# [Written problem]
Render everything from the line containing "Where are 20" down to the line containing "bar xyxy=(612,181,676,432)", both ends included, as a JSON list of strings with one string per line and blank lines left out. Leave the pictures out of the answer.

# [Data excerpts]
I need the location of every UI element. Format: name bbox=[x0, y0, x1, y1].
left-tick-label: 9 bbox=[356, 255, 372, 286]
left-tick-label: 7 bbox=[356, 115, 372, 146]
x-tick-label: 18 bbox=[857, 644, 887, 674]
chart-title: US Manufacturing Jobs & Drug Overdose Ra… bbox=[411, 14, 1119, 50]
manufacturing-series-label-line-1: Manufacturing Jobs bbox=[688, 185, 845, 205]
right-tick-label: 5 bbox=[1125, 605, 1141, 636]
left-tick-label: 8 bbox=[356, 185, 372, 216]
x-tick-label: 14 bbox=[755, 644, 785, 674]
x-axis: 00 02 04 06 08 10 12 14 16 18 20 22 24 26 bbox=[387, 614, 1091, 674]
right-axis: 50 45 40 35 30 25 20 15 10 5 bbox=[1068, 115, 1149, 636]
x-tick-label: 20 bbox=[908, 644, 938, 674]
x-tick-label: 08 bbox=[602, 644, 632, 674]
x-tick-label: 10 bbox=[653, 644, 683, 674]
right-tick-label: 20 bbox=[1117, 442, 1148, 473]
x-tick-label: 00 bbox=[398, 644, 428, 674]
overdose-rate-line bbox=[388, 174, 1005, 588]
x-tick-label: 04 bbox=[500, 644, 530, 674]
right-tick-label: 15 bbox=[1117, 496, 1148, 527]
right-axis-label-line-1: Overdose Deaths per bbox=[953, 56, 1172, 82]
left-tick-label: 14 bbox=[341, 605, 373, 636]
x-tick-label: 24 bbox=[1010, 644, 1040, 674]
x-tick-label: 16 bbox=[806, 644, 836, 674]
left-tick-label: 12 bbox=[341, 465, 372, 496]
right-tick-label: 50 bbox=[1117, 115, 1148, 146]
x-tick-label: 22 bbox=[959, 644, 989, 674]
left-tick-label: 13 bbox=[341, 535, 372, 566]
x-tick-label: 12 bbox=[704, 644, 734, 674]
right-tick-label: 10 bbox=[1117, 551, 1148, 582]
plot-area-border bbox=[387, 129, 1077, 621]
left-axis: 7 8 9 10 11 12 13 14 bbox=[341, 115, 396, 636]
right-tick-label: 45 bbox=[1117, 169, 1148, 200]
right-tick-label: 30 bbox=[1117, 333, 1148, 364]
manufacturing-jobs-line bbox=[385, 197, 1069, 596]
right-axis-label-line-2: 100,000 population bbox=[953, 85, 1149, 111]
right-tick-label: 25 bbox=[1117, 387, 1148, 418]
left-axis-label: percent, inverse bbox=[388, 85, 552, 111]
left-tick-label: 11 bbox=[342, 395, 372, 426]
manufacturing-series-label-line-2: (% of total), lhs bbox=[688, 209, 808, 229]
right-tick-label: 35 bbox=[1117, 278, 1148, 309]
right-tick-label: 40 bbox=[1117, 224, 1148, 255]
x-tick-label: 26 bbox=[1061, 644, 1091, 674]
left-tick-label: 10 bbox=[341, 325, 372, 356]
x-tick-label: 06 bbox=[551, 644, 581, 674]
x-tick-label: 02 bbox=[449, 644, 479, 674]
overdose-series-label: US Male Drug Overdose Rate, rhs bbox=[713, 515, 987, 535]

* * *

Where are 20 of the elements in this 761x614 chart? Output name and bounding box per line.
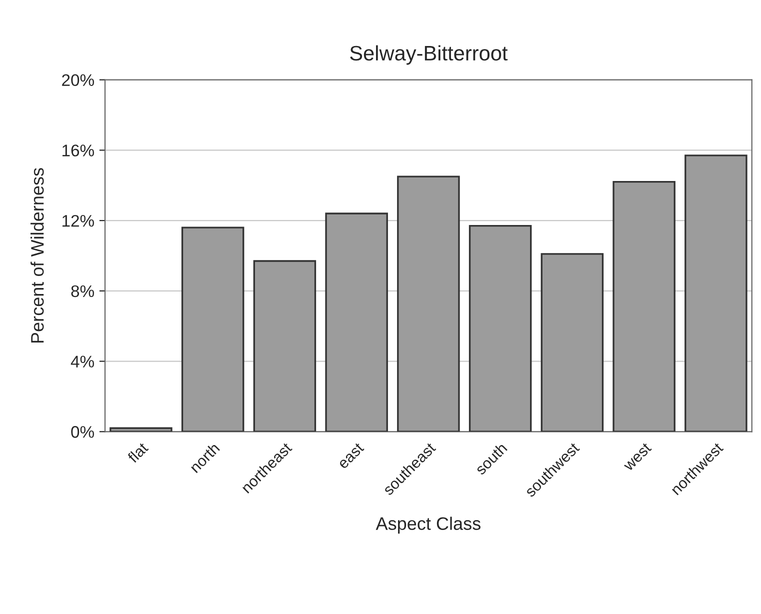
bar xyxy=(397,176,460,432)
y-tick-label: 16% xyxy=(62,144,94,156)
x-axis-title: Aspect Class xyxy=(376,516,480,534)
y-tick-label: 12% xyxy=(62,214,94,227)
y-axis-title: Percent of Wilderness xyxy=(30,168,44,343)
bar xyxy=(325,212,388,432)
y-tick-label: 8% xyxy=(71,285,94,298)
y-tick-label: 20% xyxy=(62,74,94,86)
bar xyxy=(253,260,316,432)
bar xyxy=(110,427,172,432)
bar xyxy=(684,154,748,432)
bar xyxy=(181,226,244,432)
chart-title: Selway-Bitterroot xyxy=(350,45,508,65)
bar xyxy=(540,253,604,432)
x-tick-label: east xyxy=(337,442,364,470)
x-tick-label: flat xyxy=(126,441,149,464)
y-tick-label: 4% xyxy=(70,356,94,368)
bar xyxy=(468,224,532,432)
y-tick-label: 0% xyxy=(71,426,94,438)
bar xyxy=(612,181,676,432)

---

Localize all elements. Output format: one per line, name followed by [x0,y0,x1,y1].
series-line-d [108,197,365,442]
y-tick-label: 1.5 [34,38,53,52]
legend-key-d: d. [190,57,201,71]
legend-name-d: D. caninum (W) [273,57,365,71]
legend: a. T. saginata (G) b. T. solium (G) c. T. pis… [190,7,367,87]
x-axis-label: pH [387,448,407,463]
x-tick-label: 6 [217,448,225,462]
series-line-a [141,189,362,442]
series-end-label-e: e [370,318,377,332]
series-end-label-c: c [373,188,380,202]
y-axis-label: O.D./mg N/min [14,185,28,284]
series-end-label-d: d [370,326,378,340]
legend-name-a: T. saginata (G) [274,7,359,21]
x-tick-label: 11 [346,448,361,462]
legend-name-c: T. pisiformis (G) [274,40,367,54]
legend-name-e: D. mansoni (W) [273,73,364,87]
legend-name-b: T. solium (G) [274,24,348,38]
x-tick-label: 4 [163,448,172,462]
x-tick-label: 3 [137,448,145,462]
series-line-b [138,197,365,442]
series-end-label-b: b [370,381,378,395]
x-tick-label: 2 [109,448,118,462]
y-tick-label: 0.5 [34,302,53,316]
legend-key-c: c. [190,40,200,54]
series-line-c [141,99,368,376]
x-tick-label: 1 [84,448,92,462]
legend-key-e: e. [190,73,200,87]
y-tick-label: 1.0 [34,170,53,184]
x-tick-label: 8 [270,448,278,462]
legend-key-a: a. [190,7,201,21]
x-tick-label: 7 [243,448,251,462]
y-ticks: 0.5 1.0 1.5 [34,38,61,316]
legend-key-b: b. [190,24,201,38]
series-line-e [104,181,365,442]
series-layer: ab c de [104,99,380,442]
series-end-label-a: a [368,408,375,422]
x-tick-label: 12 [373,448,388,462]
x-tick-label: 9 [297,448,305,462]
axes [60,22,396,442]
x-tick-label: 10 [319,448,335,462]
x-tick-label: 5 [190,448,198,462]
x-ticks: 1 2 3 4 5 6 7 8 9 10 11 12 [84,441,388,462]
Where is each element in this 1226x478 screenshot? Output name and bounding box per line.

# [Exercise output]
[
  "Where are 20 of the elements in this 761x614 chart? Output name and bounding box per line.",
  "bar xyxy=(397,176,460,432)",
  "y-tick-label: 16% xyxy=(62,144,94,156)",
  "x-axis-title: Aspect Class xyxy=(376,516,480,534)",
  "y-tick-label: 12% xyxy=(62,214,94,227)",
  "y-axis-title: Percent of Wilderness xyxy=(30,168,44,343)",
  "bar xyxy=(325,212,388,432)",
  "y-tick-label: 8% xyxy=(71,285,94,298)",
  "y-tick-label: 20% xyxy=(62,74,94,86)",
  "bar xyxy=(253,260,316,432)",
  "bar xyxy=(110,427,172,432)",
  "bar xyxy=(684,154,748,432)",
  "bar xyxy=(181,226,244,432)",
  "chart-title: Selway-Bitterroot xyxy=(350,45,508,65)",
  "bar xyxy=(540,253,604,432)",
  "x-tick-label: east xyxy=(337,442,364,470)",
  "x-tick-label: flat xyxy=(126,441,149,464)",
  "y-tick-label: 4% xyxy=(70,356,94,368)",
  "bar xyxy=(468,224,532,432)",
  "y-tick-label: 0% xyxy=(71,426,94,438)",
  "bar xyxy=(612,181,676,432)"
]